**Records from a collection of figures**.
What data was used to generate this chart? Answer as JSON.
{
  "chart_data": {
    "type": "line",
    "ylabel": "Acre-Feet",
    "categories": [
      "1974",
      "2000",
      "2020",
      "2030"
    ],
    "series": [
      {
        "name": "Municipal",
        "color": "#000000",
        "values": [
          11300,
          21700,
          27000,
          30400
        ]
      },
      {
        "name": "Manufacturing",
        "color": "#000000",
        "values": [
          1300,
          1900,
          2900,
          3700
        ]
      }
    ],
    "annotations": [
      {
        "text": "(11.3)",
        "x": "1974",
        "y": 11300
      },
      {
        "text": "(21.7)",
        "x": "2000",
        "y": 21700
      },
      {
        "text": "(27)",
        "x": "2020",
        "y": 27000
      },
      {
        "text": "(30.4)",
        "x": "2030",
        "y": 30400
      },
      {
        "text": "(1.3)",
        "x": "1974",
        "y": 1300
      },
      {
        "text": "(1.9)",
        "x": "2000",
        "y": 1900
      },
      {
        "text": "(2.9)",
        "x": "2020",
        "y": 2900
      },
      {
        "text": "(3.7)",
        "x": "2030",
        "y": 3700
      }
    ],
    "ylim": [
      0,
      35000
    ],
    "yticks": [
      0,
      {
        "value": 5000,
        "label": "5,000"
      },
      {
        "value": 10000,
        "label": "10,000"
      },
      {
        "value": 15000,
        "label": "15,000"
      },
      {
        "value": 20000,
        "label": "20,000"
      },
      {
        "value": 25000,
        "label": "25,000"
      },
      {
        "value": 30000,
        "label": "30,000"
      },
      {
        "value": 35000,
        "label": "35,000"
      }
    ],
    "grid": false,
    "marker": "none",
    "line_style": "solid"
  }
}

**Problem**. Reproduce the entries above in full, verbatim.

**Reply to the exercise**.
What data was used to generate this chart? Answer as JSON.
{
  "chart_data": {
    "type": "line",
    "ylabel": "Acre-Feet",
    "categories": [
      "1974",
      "2000",
      "2020",
      "2030"
    ],
    "series": [
      {
        "name": "Municipal",
        "color": "#000000",
        "values": [
          11300,
          21700,
          27000,
          30400
        ]
      },
      {
        "name": "Manufacturing",
        "color": "#000000",
        "values": [
          1300,
          1900,
          2900,
          3700
        ]
      }
    ],
    "annotations": [
      {
        "text": "(11.3)",
        "x": "1974",
        "y": 11300
      },
      {
        "text": "(21.7)",
        "x": "2000",
        "y": 21700
      },
      {
        "text": "(27)",
        "x": "2020",
        "y": 27000
      },
      {
        "text": "(30.4)",
        "x": "2030",
        "y": 30400
      },
      {
        "text": "(1.3)",
        "x": "1974",
        "y": 1300
      },
      {
        "text": "(1.9)",
        "x": "2000",
        "y": 1900
      },
      {
        "text": "(2.9)",
        "x": "2020",
        "y": 2900
      },
      {
        "text": "(3.7)",
        "x": "2030",
        "y": 3700
      }
    ],
    "ylim": [
      0,
      35000
    ],
    "yticks": [
      0,
      {
        "value": 5000,
        "label": "5,000"
      },
      {
        "value": 10000,
        "label": "10,000"
      },
      {
        "value": 15000,
        "label": "15,000"
      },
      {
        "value": 20000,
        "label": "20,000"
      },
      {
        "value": 25000,
        "label": "25,000"
      },
      {
        "value": 30000,
        "label": "30,000"
      },
      {
        "value": 35000,
        "label": "35,000"
      }
    ],
    "grid": false,
    "marker": "none",
    "line_style": "solid"
  }
}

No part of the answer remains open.